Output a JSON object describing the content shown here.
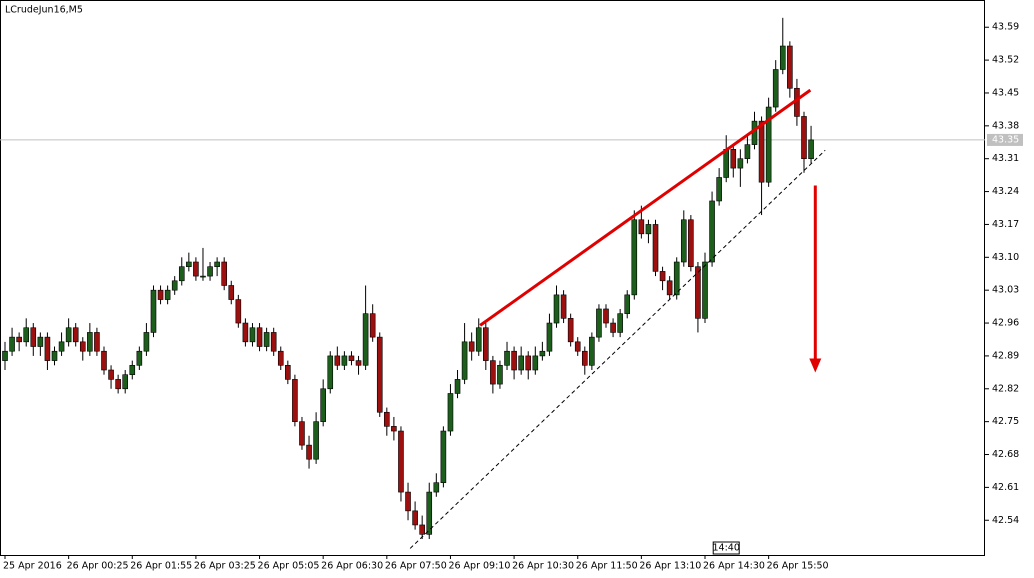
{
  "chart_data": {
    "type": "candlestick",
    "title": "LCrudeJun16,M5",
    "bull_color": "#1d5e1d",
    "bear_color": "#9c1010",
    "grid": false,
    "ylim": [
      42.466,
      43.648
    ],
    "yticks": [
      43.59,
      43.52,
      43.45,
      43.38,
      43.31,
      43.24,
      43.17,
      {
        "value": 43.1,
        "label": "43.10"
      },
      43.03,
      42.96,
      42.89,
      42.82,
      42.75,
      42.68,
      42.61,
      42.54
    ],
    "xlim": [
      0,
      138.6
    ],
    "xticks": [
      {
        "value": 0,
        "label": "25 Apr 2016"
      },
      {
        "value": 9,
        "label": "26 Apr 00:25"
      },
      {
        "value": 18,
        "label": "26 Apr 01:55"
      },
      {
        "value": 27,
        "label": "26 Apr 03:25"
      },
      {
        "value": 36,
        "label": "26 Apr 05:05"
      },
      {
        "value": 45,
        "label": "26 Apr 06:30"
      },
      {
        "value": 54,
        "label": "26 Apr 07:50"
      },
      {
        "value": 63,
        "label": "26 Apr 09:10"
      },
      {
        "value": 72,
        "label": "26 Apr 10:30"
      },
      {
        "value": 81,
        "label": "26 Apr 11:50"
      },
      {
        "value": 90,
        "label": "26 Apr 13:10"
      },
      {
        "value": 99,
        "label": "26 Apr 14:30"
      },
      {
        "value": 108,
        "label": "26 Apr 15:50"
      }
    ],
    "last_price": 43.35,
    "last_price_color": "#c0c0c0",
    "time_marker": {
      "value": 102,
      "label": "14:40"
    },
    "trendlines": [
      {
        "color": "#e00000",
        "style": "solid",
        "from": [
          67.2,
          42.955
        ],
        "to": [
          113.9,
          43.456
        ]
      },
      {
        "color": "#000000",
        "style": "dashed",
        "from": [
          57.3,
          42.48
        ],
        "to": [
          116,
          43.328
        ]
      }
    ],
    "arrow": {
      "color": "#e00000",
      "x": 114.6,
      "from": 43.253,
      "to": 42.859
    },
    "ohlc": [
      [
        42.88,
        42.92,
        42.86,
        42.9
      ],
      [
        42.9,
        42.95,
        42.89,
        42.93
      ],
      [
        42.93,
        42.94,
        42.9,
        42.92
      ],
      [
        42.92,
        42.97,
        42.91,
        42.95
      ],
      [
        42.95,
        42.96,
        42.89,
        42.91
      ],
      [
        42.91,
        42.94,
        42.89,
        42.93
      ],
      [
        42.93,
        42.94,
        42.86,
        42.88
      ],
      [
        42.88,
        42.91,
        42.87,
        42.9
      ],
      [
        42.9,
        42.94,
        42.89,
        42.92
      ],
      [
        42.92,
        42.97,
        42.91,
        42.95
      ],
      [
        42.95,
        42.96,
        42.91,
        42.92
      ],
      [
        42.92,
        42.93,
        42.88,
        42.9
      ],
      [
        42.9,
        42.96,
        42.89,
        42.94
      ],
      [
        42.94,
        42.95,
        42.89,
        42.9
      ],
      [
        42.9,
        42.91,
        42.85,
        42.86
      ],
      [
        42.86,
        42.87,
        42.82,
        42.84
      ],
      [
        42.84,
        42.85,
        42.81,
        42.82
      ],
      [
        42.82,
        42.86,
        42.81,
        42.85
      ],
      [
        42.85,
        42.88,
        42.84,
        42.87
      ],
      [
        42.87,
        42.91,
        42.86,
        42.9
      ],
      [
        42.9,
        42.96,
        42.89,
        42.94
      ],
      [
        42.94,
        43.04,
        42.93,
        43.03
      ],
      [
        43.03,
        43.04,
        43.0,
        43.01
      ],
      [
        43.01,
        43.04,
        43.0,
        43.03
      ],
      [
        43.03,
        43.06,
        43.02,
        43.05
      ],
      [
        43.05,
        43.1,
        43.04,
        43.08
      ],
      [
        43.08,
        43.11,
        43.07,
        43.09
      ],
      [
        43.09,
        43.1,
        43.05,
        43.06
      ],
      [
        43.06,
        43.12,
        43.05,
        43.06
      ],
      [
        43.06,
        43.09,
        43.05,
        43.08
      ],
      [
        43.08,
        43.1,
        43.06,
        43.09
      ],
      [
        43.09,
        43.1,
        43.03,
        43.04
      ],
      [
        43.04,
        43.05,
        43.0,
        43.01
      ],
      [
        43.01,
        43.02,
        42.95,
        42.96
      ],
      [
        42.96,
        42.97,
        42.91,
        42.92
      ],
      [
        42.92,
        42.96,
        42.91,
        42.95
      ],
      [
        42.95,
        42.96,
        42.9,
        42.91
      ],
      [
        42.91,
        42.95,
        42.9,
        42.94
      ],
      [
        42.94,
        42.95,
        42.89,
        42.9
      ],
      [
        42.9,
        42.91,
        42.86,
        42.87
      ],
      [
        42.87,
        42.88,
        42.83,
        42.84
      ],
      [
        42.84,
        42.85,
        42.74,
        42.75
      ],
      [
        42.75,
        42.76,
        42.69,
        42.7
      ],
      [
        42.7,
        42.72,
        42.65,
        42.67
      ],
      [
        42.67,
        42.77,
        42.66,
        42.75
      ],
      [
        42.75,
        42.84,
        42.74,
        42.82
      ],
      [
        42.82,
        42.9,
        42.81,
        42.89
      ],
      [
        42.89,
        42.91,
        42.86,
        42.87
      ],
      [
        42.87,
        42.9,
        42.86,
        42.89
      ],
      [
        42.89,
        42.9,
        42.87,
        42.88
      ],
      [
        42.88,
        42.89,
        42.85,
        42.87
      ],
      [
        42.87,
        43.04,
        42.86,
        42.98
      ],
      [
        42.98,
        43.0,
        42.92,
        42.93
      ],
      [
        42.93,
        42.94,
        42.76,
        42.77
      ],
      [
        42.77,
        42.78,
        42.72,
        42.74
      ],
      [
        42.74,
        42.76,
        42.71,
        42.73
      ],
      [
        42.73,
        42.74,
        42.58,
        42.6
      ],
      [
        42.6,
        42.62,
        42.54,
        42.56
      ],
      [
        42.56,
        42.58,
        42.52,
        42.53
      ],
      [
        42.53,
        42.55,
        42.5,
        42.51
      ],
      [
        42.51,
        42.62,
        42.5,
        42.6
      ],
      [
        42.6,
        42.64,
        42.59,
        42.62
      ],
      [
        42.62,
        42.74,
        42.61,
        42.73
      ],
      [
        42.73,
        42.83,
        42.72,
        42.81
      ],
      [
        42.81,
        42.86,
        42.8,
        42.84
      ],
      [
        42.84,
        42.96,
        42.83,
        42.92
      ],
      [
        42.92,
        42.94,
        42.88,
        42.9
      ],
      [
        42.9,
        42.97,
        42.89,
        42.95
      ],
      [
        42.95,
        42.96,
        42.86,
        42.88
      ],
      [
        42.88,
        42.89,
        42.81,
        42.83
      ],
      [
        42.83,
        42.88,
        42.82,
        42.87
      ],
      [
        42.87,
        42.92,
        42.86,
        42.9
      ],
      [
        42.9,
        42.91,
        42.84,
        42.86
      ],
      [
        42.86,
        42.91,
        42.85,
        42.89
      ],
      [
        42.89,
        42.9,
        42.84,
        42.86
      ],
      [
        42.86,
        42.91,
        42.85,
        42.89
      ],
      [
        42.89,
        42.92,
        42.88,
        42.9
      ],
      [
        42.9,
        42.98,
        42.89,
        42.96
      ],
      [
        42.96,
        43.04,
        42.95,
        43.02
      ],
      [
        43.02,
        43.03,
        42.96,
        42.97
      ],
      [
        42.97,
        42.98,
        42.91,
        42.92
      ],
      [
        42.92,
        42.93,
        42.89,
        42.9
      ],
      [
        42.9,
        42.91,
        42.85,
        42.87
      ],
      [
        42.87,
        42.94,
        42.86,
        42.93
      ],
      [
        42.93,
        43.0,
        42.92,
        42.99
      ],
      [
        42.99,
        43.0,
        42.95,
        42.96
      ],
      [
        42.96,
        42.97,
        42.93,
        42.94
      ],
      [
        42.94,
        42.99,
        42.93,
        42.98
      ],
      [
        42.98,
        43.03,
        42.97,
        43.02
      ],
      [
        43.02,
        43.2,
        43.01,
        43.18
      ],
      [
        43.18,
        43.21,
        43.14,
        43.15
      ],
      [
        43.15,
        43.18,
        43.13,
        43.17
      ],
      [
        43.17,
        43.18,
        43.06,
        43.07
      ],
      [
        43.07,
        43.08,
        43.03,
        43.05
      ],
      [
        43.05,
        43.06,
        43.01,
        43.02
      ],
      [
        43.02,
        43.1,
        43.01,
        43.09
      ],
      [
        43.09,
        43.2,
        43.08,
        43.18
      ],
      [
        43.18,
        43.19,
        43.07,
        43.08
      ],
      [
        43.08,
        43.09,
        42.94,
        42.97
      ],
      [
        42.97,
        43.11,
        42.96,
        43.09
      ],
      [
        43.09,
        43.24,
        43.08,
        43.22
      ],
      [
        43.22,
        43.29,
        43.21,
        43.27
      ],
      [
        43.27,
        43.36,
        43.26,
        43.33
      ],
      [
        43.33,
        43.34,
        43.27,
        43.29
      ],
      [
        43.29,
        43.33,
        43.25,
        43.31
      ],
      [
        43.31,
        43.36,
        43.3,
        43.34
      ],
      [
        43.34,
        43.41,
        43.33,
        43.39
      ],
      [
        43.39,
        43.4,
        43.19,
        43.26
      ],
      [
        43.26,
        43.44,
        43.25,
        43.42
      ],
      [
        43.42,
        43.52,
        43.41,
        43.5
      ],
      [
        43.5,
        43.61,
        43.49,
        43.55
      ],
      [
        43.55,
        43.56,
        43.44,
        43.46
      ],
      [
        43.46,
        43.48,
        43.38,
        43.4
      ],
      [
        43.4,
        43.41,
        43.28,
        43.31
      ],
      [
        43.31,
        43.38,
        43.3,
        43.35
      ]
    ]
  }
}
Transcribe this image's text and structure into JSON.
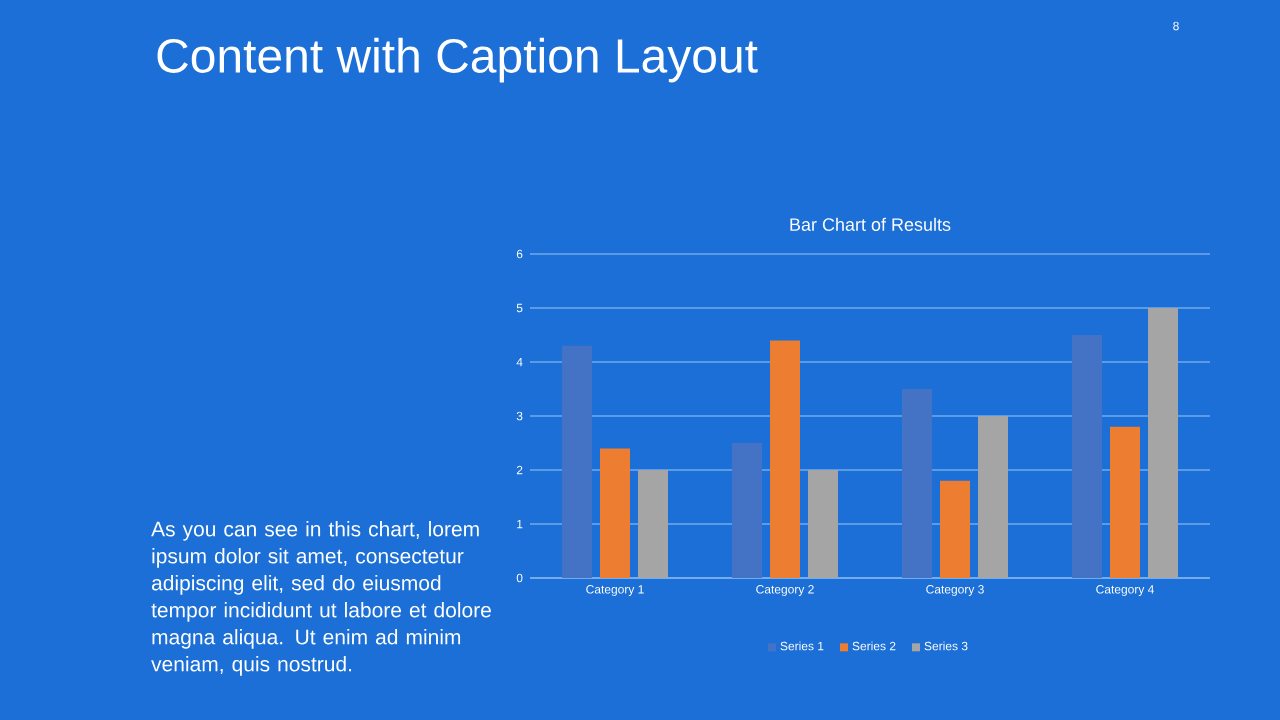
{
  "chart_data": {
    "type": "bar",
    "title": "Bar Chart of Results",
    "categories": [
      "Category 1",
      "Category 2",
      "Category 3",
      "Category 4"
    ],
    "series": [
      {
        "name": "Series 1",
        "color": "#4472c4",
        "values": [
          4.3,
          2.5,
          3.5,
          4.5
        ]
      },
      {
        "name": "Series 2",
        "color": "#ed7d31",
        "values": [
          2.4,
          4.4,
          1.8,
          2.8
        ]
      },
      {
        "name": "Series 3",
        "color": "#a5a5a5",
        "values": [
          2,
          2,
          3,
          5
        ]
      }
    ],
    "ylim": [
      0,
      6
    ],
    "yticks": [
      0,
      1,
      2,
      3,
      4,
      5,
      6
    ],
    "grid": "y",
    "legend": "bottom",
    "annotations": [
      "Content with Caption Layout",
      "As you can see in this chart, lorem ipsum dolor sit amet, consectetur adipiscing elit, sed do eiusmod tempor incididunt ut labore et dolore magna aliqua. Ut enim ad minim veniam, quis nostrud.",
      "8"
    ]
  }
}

--------

* _REQUIRED TASK_: Only lines with the string "title" belong in your answer; copy each one.

* _EXERCISE RESULT_:
    "title": "LCrudeJun16,M5",
    "title": "Bar Chart of Results",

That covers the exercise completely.